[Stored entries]
** BEGIN **
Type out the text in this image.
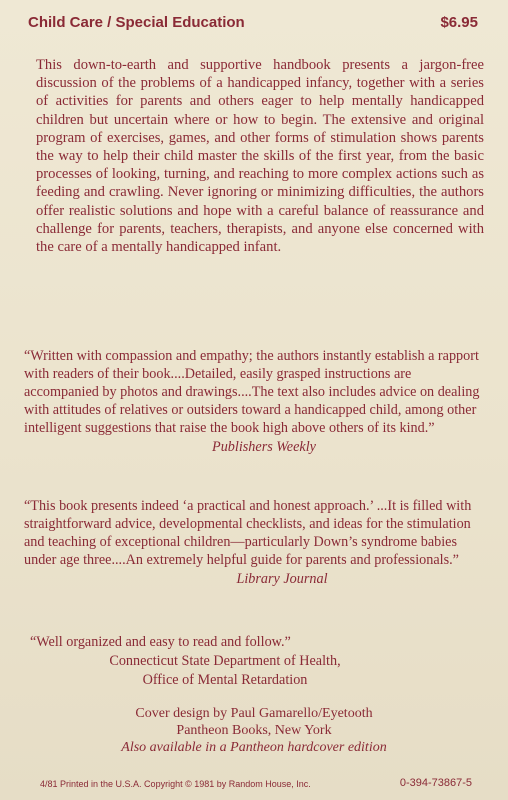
Child Care / Special Education	$6.95

This down-to-earth and supportive handbook presents a jargon-free discussion of the problems of a handicapped infancy, together with a series of activities for parents and others eager to help mentally handicapped children but uncertain where or how to begin. The extensive and original program of exercises, games, and other forms of stimulation shows parents the way to help their child master the skills of the first year, from the basic processes of looking, turning, and reaching to more complex actions such as feeding and crawling. Never ignoring or minimizing difficulties, the authors offer realistic solutions and hope with a careful balance of reassurance and challenge for parents, teachers, therapists, and anyone else concerned with the care of a mentally handicapped infant.

“Written with compassion and empathy; the authors instantly establish a rapport with readers of their book....Detailed, easily grasped instructions are accompanied by photos and drawings....The text also includes advice on dealing with attitudes of relatives or outsiders toward a handicapped child, among other intelligent suggestions that raise the book high above others of its kind.”
Publishers Weekly

“This book presents indeed ‘a practical and honest approach.’ ...It is filled with straightforward advice, developmental checklists, and ideas for the stimulation and teaching of exceptional children—particularly Down’s syndrome babies under age three....An extremely helpful guide for parents and professionals.”
Library Journal

“Well organized and easy to read and follow.”
Connecticut State Department of Health,
Office of Mental Retardation

Cover design by Paul Gamarello/Eyetooth
Pantheon Books, New York
Also available in a Pantheon hardcover edition
4/81 Printed in the U.S.A. Copyright © 1981 by Random House, Inc.	0-394-73867-5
** END **
Directions:
The material above must be printed exactly, with its pictures left out.

Solution:
Type out the text in this image.
Child Care / Special Education	$6.95

This down-to-earth and supportive handbook presents a jargon-free discussion of the problems of a handicapped infancy, together with a series of activities for parents and others eager to help mentally handicapped children but uncertain where or how to begin. The extensive and original program of exercises, games, and other forms of stimulation shows parents the way to help their child master the skills of the first year, from the basic processes of looking, turning, and reaching to more complex actions such as feeding and crawling. Never ignoring or minimizing difficulties, the authors offer realistic solutions and hope with a careful balance of reassurance and challenge for parents, teachers, therapists, and anyone else concerned with the care of a mentally handicapped infant.

“Written with compassion and empathy; the authors instantly establish a rapport with readers of their book....Detailed, easily grasped instructions are accompanied by photos and drawings....The text also includes advice on dealing with attitudes of relatives or outsiders toward a handicapped child, among other intelligent suggestions that raise the book high above others of its kind.”
Publishers Weekly

“This book presents indeed ‘a practical and honest approach.’ ...It is filled with straightforward advice, developmental checklists, and ideas for the stimulation and teaching of exceptional children—particularly Down’s syndrome babies under age three....An extremely helpful guide for parents and professionals.”
Library Journal

“Well organized and easy to read and follow.”
Connecticut State Department of Health,
Office of Mental Retardation

Cover design by Paul Gamarello/Eyetooth
Pantheon Books, New York
Also available in a Pantheon hardcover edition
4/81 Printed in the U.S.A. Copyright © 1981 by Random House, Inc.	0-394-73867-5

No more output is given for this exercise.